Given text:
====
RegeEntityExtractor doubles the entity

Hi everyone!

I am having troubles with RegexEntityExtractor component. I am using this component in order to extract italian telephone numbers. It actually manage to extract them, but I don’t understand why, it does it twice, doubling the entity.

This is my pipeline image

This is my training data

image (the last two examples called “(telefono)” refers to the entity I am talking about)

This is what I can see using the command “rasa shell --debug”

Here’s what I have tried:

1- Removing the flag “use_regex: true” from RegexEntityExtractor 2. Removing the training examples referring to the regex in my NLU file

By the way: italian telephone numbers are made of 9 - 10 numbers (prefixes +39 or 0039 can be added). This is the regex I am using:

  • regex: telefono examples: |
    • \b(+39|0039)?\d{9,10}\b

Same problem with (+39|0039)?\d{9,10}

Thanks a lot, Andrea

I was not able to reproduce the problem. The regex you provided did not work for me, I used the following regex

- regex: telefono
  examples: |
    - [+39|0039]?\d{9,10}

Using that I just got only one entity extracted by the RegexEntityExtractor when processing a string like 0123456789. Can you try with the regex above? Does the problem still persist?

Hi Tanja!

Thanks for your suggestion… we actually found out that Duckling component is better to extract the telephone numbers, so we decided to use it.

Andrea
====
Entries shown:
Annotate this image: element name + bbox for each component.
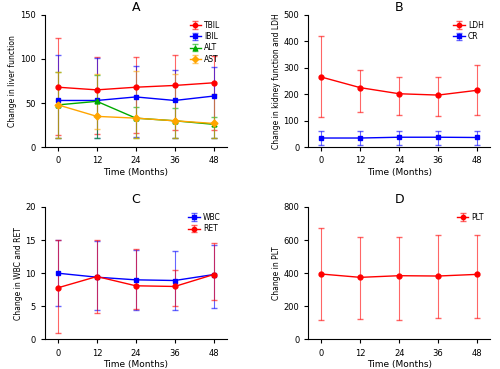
====
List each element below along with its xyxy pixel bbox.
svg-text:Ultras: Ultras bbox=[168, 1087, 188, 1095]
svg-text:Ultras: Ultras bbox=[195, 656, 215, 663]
====
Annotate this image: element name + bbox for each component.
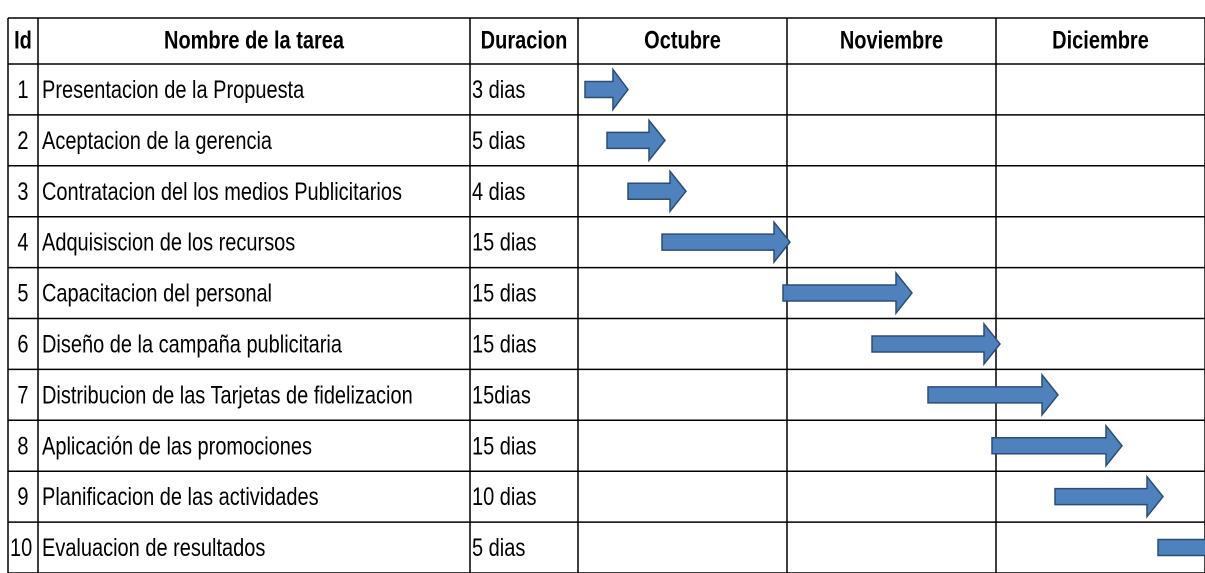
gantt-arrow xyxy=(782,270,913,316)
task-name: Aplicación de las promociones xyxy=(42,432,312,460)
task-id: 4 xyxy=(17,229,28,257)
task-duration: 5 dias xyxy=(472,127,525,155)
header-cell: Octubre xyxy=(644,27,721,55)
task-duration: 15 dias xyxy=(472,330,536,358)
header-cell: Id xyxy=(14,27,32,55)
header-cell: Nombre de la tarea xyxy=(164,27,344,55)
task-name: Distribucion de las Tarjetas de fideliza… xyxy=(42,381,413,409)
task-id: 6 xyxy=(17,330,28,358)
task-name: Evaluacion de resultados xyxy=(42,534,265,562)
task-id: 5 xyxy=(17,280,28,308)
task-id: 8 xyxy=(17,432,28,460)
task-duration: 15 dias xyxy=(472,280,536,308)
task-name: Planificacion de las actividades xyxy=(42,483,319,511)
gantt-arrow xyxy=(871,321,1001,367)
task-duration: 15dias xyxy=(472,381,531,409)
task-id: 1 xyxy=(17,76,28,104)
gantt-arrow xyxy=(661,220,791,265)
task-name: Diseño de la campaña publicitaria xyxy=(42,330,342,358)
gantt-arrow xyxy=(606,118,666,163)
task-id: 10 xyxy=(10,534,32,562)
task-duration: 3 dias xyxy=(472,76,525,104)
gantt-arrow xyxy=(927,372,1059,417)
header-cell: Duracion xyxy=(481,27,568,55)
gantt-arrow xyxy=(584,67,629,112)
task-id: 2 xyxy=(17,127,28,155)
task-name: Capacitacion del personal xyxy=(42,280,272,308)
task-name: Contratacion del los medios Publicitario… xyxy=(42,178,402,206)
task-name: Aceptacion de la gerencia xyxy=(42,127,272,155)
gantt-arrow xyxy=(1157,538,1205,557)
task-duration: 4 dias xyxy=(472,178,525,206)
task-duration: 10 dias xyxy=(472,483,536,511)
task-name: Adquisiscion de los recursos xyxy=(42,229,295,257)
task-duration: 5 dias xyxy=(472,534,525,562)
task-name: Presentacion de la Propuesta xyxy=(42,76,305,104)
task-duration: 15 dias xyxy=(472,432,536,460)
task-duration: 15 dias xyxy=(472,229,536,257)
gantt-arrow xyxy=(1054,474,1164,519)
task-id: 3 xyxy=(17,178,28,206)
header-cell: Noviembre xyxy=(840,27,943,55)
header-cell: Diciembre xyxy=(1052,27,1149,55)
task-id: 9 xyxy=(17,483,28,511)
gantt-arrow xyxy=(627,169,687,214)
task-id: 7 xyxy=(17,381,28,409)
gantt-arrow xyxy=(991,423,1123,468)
====
Tasks to carry out:
1: Reproduce the stretch of the RegexEntityExtractor thread from "Hi everyone!" through "am talking about)".
2: Summarize the RegexEntityExtractor thread in two sentences.
Rely solely on the RegexEntityExtractor thread, not on the rows.

Replies:
1:
Hi everyone!

I am having troubles with RegexEntityExtractor component. I am using this component in order to extract italian telephone numbers. It actually manage to extract them, but I don’t understand why, it does it twice, doubling the entity.

This is my pipeline image

This is my training data

image (the last two examples called “(telefono)” refers to the entity I am talking about)

2: Andrea reports that the RegexEntityExtractor component extracts Italian telephone numbers twice, doubling the entity, and lists two attempted changes: removing the "use_regex: true" flag and removing the regex training examples from the NLU file. Tanja could not reproduce the problem and got only one entity with a different regex, and Andrea replied that the team had found the Duckling component better for extracting telephone numbers and had decided to use it.